(THE REQUEST) Within this material, how many lines have the string "title" in them? The answer is a number, with nothing added.

(SUPPLIED MATERIAL)
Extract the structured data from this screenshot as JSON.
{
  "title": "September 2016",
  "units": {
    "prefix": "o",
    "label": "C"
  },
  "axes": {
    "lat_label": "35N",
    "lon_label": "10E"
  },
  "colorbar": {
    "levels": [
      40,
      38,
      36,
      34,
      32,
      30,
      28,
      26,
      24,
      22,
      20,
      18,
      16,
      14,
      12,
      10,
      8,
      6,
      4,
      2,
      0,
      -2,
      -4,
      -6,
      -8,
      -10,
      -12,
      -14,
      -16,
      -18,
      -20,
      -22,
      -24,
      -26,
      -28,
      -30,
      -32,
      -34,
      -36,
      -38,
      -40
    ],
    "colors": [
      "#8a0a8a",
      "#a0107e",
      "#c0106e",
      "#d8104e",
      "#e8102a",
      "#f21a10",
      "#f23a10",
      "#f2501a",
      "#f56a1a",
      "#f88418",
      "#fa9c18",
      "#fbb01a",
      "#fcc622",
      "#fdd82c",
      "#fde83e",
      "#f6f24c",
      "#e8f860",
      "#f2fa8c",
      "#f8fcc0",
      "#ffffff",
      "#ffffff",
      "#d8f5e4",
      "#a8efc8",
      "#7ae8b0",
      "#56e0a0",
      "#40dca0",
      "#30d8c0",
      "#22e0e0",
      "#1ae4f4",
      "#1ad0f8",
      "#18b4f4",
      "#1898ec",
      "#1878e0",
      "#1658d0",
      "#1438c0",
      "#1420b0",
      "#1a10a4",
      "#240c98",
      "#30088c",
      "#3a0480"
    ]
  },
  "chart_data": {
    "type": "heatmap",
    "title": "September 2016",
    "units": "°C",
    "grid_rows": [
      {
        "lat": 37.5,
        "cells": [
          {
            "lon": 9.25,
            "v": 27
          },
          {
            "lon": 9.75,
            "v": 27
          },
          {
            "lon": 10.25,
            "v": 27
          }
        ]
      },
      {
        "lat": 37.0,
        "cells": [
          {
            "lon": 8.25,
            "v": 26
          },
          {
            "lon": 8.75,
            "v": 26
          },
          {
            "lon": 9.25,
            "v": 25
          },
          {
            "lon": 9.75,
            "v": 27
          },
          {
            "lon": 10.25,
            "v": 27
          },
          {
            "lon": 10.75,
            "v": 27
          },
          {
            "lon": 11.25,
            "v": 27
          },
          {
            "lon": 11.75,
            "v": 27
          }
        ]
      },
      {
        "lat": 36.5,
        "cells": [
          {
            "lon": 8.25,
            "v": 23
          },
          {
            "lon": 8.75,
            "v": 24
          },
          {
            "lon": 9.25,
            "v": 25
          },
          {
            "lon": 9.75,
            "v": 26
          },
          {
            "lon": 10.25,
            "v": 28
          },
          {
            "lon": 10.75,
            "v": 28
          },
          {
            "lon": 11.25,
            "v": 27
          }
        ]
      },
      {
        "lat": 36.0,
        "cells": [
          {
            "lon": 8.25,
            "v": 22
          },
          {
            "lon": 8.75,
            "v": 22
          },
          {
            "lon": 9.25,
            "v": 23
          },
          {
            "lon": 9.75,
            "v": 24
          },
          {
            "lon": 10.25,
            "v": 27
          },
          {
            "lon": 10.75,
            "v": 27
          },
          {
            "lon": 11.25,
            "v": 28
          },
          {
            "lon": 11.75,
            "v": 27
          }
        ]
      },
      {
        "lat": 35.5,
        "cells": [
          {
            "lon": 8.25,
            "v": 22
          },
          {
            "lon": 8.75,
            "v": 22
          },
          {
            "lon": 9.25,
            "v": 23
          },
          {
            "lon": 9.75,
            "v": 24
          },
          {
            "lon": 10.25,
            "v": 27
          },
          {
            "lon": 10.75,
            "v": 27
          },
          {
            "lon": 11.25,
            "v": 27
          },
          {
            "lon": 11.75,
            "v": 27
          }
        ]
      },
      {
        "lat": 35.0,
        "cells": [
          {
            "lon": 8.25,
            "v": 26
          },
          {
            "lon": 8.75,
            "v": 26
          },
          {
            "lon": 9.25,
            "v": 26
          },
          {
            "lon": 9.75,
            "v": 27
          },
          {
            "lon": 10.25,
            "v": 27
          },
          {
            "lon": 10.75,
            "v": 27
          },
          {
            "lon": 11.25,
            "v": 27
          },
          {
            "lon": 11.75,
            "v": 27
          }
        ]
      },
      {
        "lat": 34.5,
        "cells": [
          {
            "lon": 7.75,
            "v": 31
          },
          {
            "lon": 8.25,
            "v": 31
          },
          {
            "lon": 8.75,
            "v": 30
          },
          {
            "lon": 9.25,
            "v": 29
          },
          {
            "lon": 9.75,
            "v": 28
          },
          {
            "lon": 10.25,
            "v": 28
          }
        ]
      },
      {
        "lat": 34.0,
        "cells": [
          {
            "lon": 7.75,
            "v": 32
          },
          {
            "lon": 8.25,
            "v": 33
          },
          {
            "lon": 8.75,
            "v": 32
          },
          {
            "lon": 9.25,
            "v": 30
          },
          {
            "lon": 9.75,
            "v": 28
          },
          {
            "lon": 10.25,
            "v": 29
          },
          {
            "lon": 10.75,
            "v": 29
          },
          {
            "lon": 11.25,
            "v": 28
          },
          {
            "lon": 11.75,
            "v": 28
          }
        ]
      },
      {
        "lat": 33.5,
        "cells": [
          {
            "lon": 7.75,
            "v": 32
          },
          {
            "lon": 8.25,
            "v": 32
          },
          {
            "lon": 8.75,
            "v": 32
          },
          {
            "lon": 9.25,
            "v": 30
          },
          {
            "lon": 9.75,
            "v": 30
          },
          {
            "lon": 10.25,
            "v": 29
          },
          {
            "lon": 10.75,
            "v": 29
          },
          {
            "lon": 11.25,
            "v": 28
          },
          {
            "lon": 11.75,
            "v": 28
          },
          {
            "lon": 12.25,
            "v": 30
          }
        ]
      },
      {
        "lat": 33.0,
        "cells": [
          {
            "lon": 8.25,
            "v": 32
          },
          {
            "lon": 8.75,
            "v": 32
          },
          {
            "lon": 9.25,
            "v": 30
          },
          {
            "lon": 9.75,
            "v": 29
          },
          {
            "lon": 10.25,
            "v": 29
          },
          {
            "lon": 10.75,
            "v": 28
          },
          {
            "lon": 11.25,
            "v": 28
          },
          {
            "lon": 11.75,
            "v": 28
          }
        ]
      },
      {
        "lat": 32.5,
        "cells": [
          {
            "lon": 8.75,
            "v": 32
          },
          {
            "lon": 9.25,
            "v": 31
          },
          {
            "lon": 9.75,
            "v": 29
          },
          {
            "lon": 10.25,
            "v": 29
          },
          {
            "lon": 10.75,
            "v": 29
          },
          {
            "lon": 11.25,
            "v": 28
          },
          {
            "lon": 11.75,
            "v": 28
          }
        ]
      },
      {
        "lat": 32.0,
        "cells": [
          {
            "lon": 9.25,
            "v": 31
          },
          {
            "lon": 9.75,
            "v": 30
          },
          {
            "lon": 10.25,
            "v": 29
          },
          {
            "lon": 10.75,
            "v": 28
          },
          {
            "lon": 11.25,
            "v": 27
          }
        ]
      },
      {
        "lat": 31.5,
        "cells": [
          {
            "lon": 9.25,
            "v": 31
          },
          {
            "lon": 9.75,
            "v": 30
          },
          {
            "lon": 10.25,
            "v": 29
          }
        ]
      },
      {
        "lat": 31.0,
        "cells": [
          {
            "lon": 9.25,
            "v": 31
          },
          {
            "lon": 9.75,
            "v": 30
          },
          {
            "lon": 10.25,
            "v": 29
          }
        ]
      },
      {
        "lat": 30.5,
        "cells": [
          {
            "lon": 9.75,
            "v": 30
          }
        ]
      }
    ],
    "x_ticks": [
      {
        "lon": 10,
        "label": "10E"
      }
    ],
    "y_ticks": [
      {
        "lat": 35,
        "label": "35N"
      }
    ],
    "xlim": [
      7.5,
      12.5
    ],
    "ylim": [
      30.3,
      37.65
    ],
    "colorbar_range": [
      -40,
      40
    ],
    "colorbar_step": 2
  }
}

(TASK SOLUTION) 2